### [Exercise prompt]
Transcribe everything in the thesis proposal announcement below, from "Thesis Proposal" down to "(CIT 2nd floor)".

Thesis Proposal
"Algorithms for Analyzing Human Genome Rearrangements"
Crystal Kahn
Friday, December 11, 2009 at 10:00 A.M.
Room 241, Swig Boardroom (CIT 2nd floor)
The human genome exhibits a rich structure resulting from a long history of genomic changes, including single base-pair mutations and larger scale rearrangements such as inversions, deletions, translocations, and segmental duplications. The number and order of the genomic changes that resulted in the present-day human genome is not known, but can sometimes be inferred by comparison to the genomes of other species. In particular, genome rearrangements are modeled as operations on signed strings of characters representing blocks of conserved sequence. Genome rearrangement distance measures quantify the similarity between two or more genome sequences by counting the minimum number of rearrangement operations needed to transform one sequence into another. The development of efficient algorithms for computing genome rearrangement distances has been instrumental in computing both phylogenies for sets of known genomes (such as present-day species or gene families) and for constructing ancestral genome sequences.
In this thesis, I propose to develop algorithms to study recent genome rearrangements in human and cancer genomes. I introduce a novel measure, called duplication distance, to quantify the similarity between two genomic regions containing segmental duplications. I give an efficient algorithm to compute the duplication distance between a pair of signed strings and provide several generalizations of duplication distance that also measure inversion and deletion operations. I demonstrate the utility of the duplication distance measure in constructing the evolutionary history of segmental duplications in the human genome. Further, I propose to develop algorithms to infer an unknown mixture of genomes from an incomplete set of rearrangement measurements. This problem is motivated by recent cancer genome sequencing experiments that measure breakpoints caused by somatic mutations.
Host: Ben Raphael

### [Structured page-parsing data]
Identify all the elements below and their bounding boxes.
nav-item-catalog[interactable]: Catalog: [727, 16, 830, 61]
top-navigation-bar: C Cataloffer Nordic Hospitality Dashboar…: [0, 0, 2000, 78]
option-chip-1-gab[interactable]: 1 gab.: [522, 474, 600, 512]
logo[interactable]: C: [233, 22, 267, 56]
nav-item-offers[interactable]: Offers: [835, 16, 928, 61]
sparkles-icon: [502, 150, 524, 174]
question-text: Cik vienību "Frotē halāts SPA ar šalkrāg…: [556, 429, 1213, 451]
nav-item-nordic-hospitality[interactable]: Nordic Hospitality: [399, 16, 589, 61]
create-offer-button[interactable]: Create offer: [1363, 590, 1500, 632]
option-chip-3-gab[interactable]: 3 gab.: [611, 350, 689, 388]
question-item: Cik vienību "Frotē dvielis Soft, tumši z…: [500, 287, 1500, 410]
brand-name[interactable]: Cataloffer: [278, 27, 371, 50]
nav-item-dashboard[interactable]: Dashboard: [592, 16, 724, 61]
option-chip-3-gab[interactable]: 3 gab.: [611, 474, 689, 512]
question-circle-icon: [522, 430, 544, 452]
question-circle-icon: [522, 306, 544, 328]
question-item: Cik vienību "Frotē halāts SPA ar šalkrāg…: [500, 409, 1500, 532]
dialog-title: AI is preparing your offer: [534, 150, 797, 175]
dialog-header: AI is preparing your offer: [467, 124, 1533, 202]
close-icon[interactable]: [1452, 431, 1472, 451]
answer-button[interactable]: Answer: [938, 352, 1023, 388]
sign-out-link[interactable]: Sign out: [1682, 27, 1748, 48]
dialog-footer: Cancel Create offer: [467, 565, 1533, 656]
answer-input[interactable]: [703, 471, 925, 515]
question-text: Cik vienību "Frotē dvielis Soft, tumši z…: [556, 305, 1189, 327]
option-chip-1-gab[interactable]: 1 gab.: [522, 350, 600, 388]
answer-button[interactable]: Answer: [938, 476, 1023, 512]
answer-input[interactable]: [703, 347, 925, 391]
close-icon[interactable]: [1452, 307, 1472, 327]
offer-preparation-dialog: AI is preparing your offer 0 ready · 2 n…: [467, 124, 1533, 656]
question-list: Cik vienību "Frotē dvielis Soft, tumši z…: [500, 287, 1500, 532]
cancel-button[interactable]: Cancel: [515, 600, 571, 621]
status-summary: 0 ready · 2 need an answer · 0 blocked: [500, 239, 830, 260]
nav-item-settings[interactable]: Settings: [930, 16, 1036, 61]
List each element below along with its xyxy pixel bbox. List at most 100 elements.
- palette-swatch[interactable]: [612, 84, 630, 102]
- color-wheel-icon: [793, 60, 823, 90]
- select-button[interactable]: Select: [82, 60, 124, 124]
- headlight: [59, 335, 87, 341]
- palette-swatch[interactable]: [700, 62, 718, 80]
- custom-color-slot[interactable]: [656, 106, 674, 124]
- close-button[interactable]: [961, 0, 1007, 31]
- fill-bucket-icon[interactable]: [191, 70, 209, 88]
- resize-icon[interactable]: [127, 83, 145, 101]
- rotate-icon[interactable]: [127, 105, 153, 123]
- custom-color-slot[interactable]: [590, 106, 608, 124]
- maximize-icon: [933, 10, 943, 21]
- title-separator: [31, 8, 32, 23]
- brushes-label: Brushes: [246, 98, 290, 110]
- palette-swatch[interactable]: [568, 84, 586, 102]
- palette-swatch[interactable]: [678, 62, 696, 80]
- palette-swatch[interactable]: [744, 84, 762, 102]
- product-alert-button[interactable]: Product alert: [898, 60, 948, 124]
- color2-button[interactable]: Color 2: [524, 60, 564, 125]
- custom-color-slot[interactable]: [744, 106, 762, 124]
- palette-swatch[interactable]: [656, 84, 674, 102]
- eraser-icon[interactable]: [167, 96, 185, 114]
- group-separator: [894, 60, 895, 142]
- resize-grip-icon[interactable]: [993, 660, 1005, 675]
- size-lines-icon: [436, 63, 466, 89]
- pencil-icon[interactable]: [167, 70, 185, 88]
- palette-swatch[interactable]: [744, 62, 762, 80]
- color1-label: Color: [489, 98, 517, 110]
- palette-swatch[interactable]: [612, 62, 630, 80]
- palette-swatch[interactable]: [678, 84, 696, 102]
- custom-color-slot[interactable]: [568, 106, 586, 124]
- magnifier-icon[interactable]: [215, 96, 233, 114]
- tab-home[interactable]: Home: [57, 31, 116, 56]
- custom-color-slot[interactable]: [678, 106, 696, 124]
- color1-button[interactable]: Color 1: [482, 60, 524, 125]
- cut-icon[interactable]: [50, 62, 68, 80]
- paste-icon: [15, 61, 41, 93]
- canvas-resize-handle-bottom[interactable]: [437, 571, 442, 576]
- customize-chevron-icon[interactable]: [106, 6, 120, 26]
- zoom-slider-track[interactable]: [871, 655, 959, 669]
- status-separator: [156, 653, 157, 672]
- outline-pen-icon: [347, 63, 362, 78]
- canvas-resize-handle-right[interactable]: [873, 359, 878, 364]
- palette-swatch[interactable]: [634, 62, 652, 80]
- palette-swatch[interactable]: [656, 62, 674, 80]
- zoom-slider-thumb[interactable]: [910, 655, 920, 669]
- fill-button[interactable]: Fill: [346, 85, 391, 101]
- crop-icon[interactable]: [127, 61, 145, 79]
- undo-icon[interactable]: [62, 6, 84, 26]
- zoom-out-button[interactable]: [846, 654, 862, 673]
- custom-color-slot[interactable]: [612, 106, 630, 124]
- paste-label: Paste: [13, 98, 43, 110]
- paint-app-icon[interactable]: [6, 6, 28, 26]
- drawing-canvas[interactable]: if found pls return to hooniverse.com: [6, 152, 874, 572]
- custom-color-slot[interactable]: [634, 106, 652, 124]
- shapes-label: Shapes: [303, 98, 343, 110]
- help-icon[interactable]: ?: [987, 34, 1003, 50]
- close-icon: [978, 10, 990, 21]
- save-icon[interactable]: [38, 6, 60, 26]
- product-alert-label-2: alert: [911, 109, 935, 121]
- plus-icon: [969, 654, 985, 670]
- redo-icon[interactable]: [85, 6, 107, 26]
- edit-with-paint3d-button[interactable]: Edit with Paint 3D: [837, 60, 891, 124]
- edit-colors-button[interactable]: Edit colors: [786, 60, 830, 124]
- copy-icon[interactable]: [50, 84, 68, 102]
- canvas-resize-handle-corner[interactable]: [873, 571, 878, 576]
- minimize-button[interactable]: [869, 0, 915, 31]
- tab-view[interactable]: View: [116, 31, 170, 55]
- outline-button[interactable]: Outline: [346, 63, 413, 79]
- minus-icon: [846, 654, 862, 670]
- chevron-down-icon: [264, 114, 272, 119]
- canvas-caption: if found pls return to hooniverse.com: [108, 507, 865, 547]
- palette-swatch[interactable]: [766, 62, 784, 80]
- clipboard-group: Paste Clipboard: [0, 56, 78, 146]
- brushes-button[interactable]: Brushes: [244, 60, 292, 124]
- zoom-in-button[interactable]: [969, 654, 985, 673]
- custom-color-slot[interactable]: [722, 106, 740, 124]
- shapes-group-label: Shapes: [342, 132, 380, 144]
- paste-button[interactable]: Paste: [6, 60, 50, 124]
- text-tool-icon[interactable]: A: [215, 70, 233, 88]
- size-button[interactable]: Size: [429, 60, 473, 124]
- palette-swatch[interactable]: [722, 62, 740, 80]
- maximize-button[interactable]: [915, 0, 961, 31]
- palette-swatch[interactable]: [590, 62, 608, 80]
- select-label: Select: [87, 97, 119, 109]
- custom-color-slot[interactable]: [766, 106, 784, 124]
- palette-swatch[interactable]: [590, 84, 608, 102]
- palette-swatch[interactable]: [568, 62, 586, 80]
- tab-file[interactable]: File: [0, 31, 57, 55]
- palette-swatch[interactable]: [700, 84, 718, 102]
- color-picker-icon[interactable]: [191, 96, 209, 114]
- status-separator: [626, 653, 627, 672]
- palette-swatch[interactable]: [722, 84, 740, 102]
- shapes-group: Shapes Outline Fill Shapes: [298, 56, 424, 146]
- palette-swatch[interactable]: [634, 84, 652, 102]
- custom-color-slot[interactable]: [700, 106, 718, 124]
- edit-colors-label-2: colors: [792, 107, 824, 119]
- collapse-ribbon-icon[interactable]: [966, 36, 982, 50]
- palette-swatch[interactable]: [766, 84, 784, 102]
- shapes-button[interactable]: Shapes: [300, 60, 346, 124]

### [Exercise response]
Thesis Proposal
"Algorithms for Analyzing Human Genome Rearrangements"
Crystal Kahn
Friday, December 11, 2009 at 10:00 A.M.
Room 241, Swig Boardroom (CIT 2nd floor)